Written problem :: Extract each line from the entries below that has the string "phage" in it.

The input ::
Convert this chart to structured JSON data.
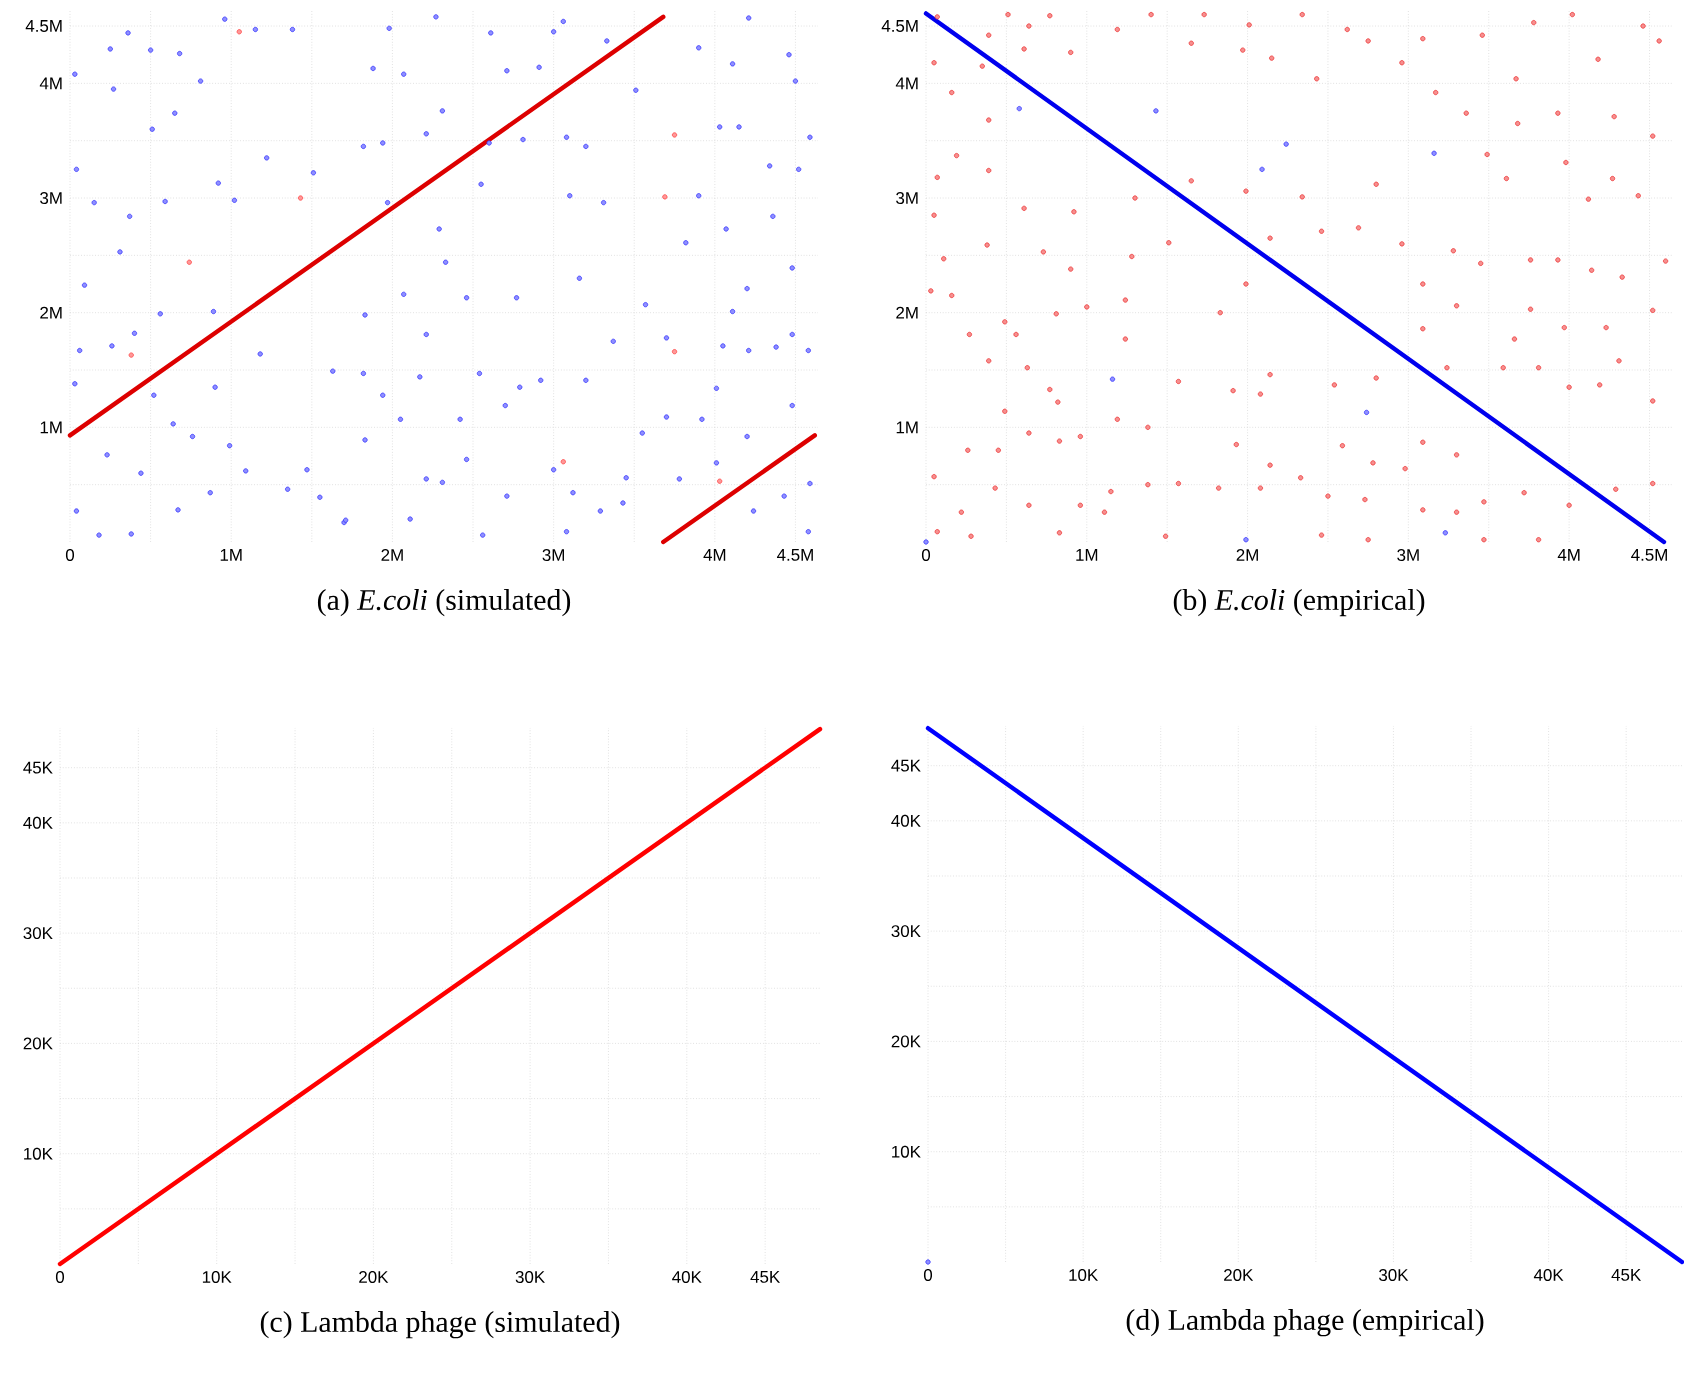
{
  "chart_data": [
    {
      "type": "scatter",
      "title": "(a) *E.coli* (simulated)",
      "xlim": [
        0,
        4640000
      ],
      "ylim": [
        0,
        4640000
      ],
      "grid": true,
      "xticks": [
        {
          "value": 0,
          "label": "0"
        },
        {
          "value": 500000,
          "label": null
        },
        {
          "value": 1000000,
          "label": "1M"
        },
        {
          "value": 1500000,
          "label": null
        },
        {
          "value": 2000000,
          "label": "2M"
        },
        {
          "value": 2500000,
          "label": null
        },
        {
          "value": 3000000,
          "label": "3M"
        },
        {
          "value": 3500000,
          "label": null
        },
        {
          "value": 4000000,
          "label": "4M"
        },
        {
          "value": 4500000,
          "label": "4.5M"
        }
      ],
      "yticks": [
        {
          "value": 500000,
          "label": null
        },
        {
          "value": 1000000,
          "label": "1M"
        },
        {
          "value": 1500000,
          "label": null
        },
        {
          "value": 2000000,
          "label": "2M"
        },
        {
          "value": 2500000,
          "label": null
        },
        {
          "value": 3000000,
          "label": "3M"
        },
        {
          "value": 3500000,
          "label": null
        },
        {
          "value": 4000000,
          "label": "4M"
        },
        {
          "value": 4500000,
          "label": "4.5M"
        }
      ],
      "series": [
        {
          "color": "#3333ff",
          "marker": "circle",
          "x": [
            30000,
            250000,
            360000,
            500000,
            680000,
            810000,
            960000,
            1150000,
            1380000,
            270000,
            510000,
            650000,
            40000,
            150000,
            370000,
            590000,
            920000,
            1020000,
            1220000,
            310000,
            560000,
            890000,
            90000,
            60000,
            260000,
            400000,
            30000,
            520000,
            900000,
            1180000,
            640000,
            230000,
            440000,
            760000,
            990000,
            1090000,
            1350000,
            40000,
            180000,
            380000,
            670000,
            870000,
            1470000,
            1550000,
            1700000,
            1880000,
            1980000,
            2270000,
            2070000,
            2310000,
            1820000,
            1940000,
            1510000,
            1970000,
            2290000,
            2330000,
            2210000,
            2600000,
            2550000,
            2810000,
            2710000,
            2910000,
            2610000,
            1830000,
            2070000,
            2210000,
            2460000,
            2770000,
            2540000,
            2790000,
            1630000,
            1820000,
            1940000,
            2170000,
            2050000,
            2420000,
            2700000,
            2920000,
            1830000,
            2210000,
            2310000,
            2460000,
            2710000,
            3000000,
            2110000,
            1710000,
            2560000,
            3080000,
            3060000,
            3000000,
            3330000,
            3510000,
            3080000,
            3200000,
            3100000,
            3310000,
            3160000,
            3570000,
            3700000,
            3900000,
            4030000,
            4150000,
            4210000,
            4460000,
            4500000,
            4590000,
            3900000,
            4110000,
            4070000,
            4340000,
            4520000,
            4360000,
            3820000,
            4480000,
            4200000,
            4110000,
            4480000,
            4050000,
            4210000,
            4580000,
            3370000,
            3200000,
            3550000,
            3700000,
            3920000,
            4010000,
            4200000,
            4380000,
            4480000,
            4430000,
            4240000,
            4580000,
            4590000,
            3290000,
            3430000,
            3120000,
            3450000,
            3780000,
            4010000
          ],
          "values": [
            4080000,
            4300000,
            4440000,
            4290000,
            4260000,
            4020000,
            4560000,
            4470000,
            4470000,
            3950000,
            3600000,
            3740000,
            3250000,
            2960000,
            2840000,
            2970000,
            3130000,
            2980000,
            3350000,
            2530000,
            1990000,
            2010000,
            2240000,
            1670000,
            1710000,
            1820000,
            1380000,
            1280000,
            1350000,
            1640000,
            1030000,
            760000,
            600000,
            920000,
            840000,
            620000,
            460000,
            270000,
            60000,
            70000,
            280000,
            430000,
            630000,
            390000,
            170000,
            4130000,
            4480000,
            4580000,
            4080000,
            3760000,
            3450000,
            3480000,
            3220000,
            2960000,
            2730000,
            2440000,
            3560000,
            3480000,
            3120000,
            3510000,
            4110000,
            4140000,
            4440000,
            1980000,
            2160000,
            1810000,
            2130000,
            2130000,
            1470000,
            1350000,
            1490000,
            1470000,
            1280000,
            1440000,
            1070000,
            1070000,
            1190000,
            1410000,
            890000,
            550000,
            520000,
            720000,
            400000,
            630000,
            200000,
            190000,
            60000,
            90000,
            4540000,
            4450000,
            4370000,
            3940000,
            3530000,
            3450000,
            3020000,
            2960000,
            2300000,
            2070000,
            1780000,
            3020000,
            3620000,
            3620000,
            4570000,
            4250000,
            4020000,
            3530000,
            4310000,
            4170000,
            2730000,
            3280000,
            3250000,
            2840000,
            2610000,
            2390000,
            2210000,
            2010000,
            1810000,
            1710000,
            1670000,
            1670000,
            1750000,
            1410000,
            950000,
            1090000,
            1070000,
            1340000,
            920000,
            1700000,
            1190000,
            400000,
            270000,
            90000,
            510000,
            270000,
            340000,
            430000,
            560000,
            550000,
            690000
          ]
        },
        {
          "color": "#ff4444",
          "marker": "circle",
          "x": [
            1050000,
            1430000,
            740000,
            380000,
            3060000,
            3690000,
            3750000,
            3750000,
            4030000
          ],
          "values": [
            4450000,
            3000000,
            2440000,
            1630000,
            700000,
            3010000,
            3550000,
            1660000,
            530000
          ]
        },
        {
          "type": "line",
          "color": "#dd0000",
          "x": [
            0,
            3680000
          ],
          "values": [
            930000,
            4580000
          ]
        },
        {
          "type": "line",
          "color": "#dd0000",
          "x": [
            3680000,
            4620000
          ],
          "values": [
            0,
            930000
          ]
        }
      ]
    },
    {
      "type": "scatter",
      "title": "(b) *E.coli* (empirical)",
      "xlim": [
        0,
        4640000
      ],
      "ylim": [
        0,
        4640000
      ],
      "grid": true,
      "xticks": [
        {
          "value": 0,
          "label": "0"
        },
        {
          "value": 500000,
          "label": null
        },
        {
          "value": 1000000,
          "label": "1M"
        },
        {
          "value": 1500000,
          "label": null
        },
        {
          "value": 2000000,
          "label": "2M"
        },
        {
          "value": 2500000,
          "label": null
        },
        {
          "value": 3000000,
          "label": "3M"
        },
        {
          "value": 3500000,
          "label": null
        },
        {
          "value": 4000000,
          "label": "4M"
        },
        {
          "value": 4500000,
          "label": "4.5M"
        }
      ],
      "yticks": [
        {
          "value": 500000,
          "label": null
        },
        {
          "value": 1000000,
          "label": "1M"
        },
        {
          "value": 1500000,
          "label": null
        },
        {
          "value": 2000000,
          "label": "2M"
        },
        {
          "value": 2500000,
          "label": null
        },
        {
          "value": 3000000,
          "label": "3M"
        },
        {
          "value": 3500000,
          "label": null
        },
        {
          "value": 4000000,
          "label": "4M"
        },
        {
          "value": 4500000,
          "label": "4.5M"
        }
      ],
      "series": [
        {
          "color": "#ee3333",
          "marker": "circle",
          "x": [
            70000,
            390000,
            510000,
            640000,
            770000,
            50000,
            160000,
            350000,
            390000,
            610000,
            900000,
            1190000,
            1400000,
            1730000,
            1650000,
            1970000,
            2010000,
            2340000,
            2150000,
            2430000,
            2620000,
            2750000,
            2960000,
            3090000,
            3460000,
            3780000,
            4020000,
            4460000,
            4560000,
            3670000,
            4180000,
            3170000,
            3360000,
            3680000,
            3930000,
            4280000,
            4520000,
            70000,
            390000,
            190000,
            610000,
            920000,
            1300000,
            1650000,
            1990000,
            2800000,
            2340000,
            3490000,
            3610000,
            3980000,
            4120000,
            4270000,
            4430000,
            50000,
            110000,
            380000,
            730000,
            900000,
            1280000,
            1510000,
            30000,
            160000,
            490000,
            560000,
            810000,
            1000000,
            1240000,
            270000,
            390000,
            630000,
            770000,
            1240000,
            1830000,
            1990000,
            2140000,
            2460000,
            2690000,
            2960000,
            3090000,
            3280000,
            3450000,
            3760000,
            3930000,
            4140000,
            4330000,
            4600000,
            3090000,
            3300000,
            3660000,
            3760000,
            3970000,
            4230000,
            4520000,
            3240000,
            3590000,
            3810000,
            4310000,
            4000000,
            4190000,
            4520000,
            1910000,
            2080000,
            2140000,
            2540000,
            2800000,
            2590000,
            2780000,
            2980000,
            3090000,
            3300000,
            1930000,
            2140000,
            2330000,
            2500000,
            2730000,
            3090000,
            3300000,
            3470000,
            3720000,
            4000000,
            4290000,
            4520000,
            3470000,
            3810000,
            2750000,
            2460000,
            2080000,
            1820000,
            1570000,
            1380000,
            1150000,
            1110000,
            1490000,
            960000,
            830000,
            640000,
            430000,
            220000,
            280000,
            70000,
            50000,
            260000,
            450000,
            640000,
            830000,
            960000,
            1190000,
            1380000,
            490000,
            1570000,
            820000
          ],
          "values": [
            4580000,
            4420000,
            4600000,
            4500000,
            4590000,
            4180000,
            3920000,
            4150000,
            3680000,
            4300000,
            4270000,
            4470000,
            4600000,
            4600000,
            4350000,
            4290000,
            4510000,
            4600000,
            4220000,
            4040000,
            4470000,
            4370000,
            4180000,
            4390000,
            4420000,
            4530000,
            4600000,
            4500000,
            4370000,
            4040000,
            4210000,
            3920000,
            3740000,
            3650000,
            3740000,
            3710000,
            3540000,
            3180000,
            3240000,
            3370000,
            2910000,
            2880000,
            3000000,
            3150000,
            3060000,
            3120000,
            3010000,
            3380000,
            3170000,
            3310000,
            2990000,
            3170000,
            3020000,
            2850000,
            2470000,
            2590000,
            2530000,
            2380000,
            2490000,
            2610000,
            2190000,
            2150000,
            1920000,
            1810000,
            1990000,
            2050000,
            2110000,
            1810000,
            1580000,
            1520000,
            1330000,
            1770000,
            2000000,
            2250000,
            2650000,
            2710000,
            2740000,
            2600000,
            2250000,
            2540000,
            2430000,
            2460000,
            2460000,
            2370000,
            2310000,
            2450000,
            1860000,
            2060000,
            1770000,
            2030000,
            1870000,
            1870000,
            2020000,
            1520000,
            1520000,
            1520000,
            1580000,
            1350000,
            1370000,
            1230000,
            1320000,
            1290000,
            1460000,
            1370000,
            1430000,
            840000,
            690000,
            640000,
            870000,
            760000,
            850000,
            670000,
            560000,
            400000,
            370000,
            280000,
            260000,
            350000,
            430000,
            320000,
            460000,
            510000,
            20000,
            20000,
            20000,
            60000,
            470000,
            470000,
            510000,
            500000,
            440000,
            260000,
            50000,
            320000,
            80000,
            320000,
            470000,
            260000,
            50000,
            90000,
            570000,
            800000,
            800000,
            950000,
            880000,
            920000,
            1070000,
            1000000,
            1140000,
            1400000,
            1220000
          ]
        },
        {
          "color": "#3333ff",
          "marker": "circle",
          "x": [
            580000,
            1430000,
            2240000,
            2090000,
            3160000,
            1160000,
            2740000,
            3230000,
            1990000,
            0
          ],
          "values": [
            3780000,
            3760000,
            3470000,
            3250000,
            3390000,
            1420000,
            1130000,
            80000,
            20000,
            0
          ]
        },
        {
          "type": "line",
          "color": "#0000ee",
          "x": [
            0,
            4590000
          ],
          "values": [
            4610000,
            0
          ]
        }
      ]
    },
    {
      "type": "line",
      "title": "(c) Lambda phage (simulated)",
      "xlim": [
        0,
        48500
      ],
      "ylim": [
        0,
        48600
      ],
      "grid": true,
      "xticks": [
        {
          "value": 0,
          "label": "0"
        },
        {
          "value": 5000,
          "label": null
        },
        {
          "value": 10000,
          "label": "10K"
        },
        {
          "value": 15000,
          "label": null
        },
        {
          "value": 20000,
          "label": "20K"
        },
        {
          "value": 25000,
          "label": null
        },
        {
          "value": 30000,
          "label": "30K"
        },
        {
          "value": 35000,
          "label": null
        },
        {
          "value": 40000,
          "label": "40K"
        },
        {
          "value": 45000,
          "label": "45K"
        }
      ],
      "yticks": [
        {
          "value": 5000,
          "label": null
        },
        {
          "value": 10000,
          "label": "10K"
        },
        {
          "value": 15000,
          "label": null
        },
        {
          "value": 20000,
          "label": "20K"
        },
        {
          "value": 25000,
          "label": null
        },
        {
          "value": 30000,
          "label": "30K"
        },
        {
          "value": 35000,
          "label": null
        },
        {
          "value": 40000,
          "label": "40K"
        },
        {
          "value": 45000,
          "label": "45K"
        }
      ],
      "series": [
        {
          "color": "#ff0000",
          "x": [
            0,
            48500
          ],
          "values": [
            0,
            48500
          ]
        }
      ]
    },
    {
      "type": "line",
      "title": "(d) Lambda phage (empirical)",
      "xlim": [
        0,
        48600
      ],
      "ylim": [
        0,
        48600
      ],
      "grid": true,
      "xticks": [
        {
          "value": 0,
          "label": "0"
        },
        {
          "value": 5000,
          "label": null
        },
        {
          "value": 10000,
          "label": "10K"
        },
        {
          "value": 15000,
          "label": null
        },
        {
          "value": 20000,
          "label": "20K"
        },
        {
          "value": 25000,
          "label": null
        },
        {
          "value": 30000,
          "label": "30K"
        },
        {
          "value": 35000,
          "label": null
        },
        {
          "value": 40000,
          "label": "40K"
        },
        {
          "value": 45000,
          "label": "45K"
        }
      ],
      "yticks": [
        {
          "value": 5000,
          "label": null
        },
        {
          "value": 10000,
          "label": "10K"
        },
        {
          "value": 15000,
          "label": null
        },
        {
          "value": 20000,
          "label": "20K"
        },
        {
          "value": 25000,
          "label": null
        },
        {
          "value": 30000,
          "label": "30K"
        },
        {
          "value": 35000,
          "label": null
        },
        {
          "value": 40000,
          "label": "40K"
        },
        {
          "value": 45000,
          "label": "45K"
        }
      ],
      "series": [
        {
          "type": "scatter",
          "marker": "circle",
          "color": "#3333ff",
          "x": [
            0
          ],
          "values": [
            0
          ]
        },
        {
          "color": "#0000ff",
          "x": [
            0,
            48600
          ],
          "values": [
            48400,
            0
          ]
        }
      ]
    }
  ]
}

Exercise result ::
      "title": "(c) Lambda phage (simulated)",
      "title": "(d) Lambda phage (empirical)",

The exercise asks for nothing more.